§ **WRITTEN TASK**:
In the data that follows, count each line holding the string "资治通鉴"; answer with the number only.

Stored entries

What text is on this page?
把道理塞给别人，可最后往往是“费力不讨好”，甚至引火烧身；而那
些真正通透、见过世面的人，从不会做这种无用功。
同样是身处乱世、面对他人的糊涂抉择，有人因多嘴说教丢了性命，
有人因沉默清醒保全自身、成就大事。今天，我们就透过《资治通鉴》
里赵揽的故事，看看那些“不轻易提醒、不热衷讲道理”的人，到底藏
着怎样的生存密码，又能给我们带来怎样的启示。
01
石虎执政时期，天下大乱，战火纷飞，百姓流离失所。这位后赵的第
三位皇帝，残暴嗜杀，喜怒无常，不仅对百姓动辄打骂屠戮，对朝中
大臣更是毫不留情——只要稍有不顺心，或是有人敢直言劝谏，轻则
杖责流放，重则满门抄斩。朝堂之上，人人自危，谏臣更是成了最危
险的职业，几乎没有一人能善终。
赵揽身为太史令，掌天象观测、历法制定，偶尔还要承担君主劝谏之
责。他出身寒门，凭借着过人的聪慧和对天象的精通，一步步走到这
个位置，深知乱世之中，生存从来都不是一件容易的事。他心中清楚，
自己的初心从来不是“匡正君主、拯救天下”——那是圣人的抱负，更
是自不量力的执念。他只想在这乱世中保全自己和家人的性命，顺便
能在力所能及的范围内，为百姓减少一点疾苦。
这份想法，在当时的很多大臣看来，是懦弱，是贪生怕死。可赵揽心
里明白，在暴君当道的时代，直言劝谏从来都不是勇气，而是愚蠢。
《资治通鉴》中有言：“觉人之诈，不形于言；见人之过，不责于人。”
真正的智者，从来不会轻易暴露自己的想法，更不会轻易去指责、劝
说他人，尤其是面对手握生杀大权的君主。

§ **ANSWER FOR THE TASK**:
2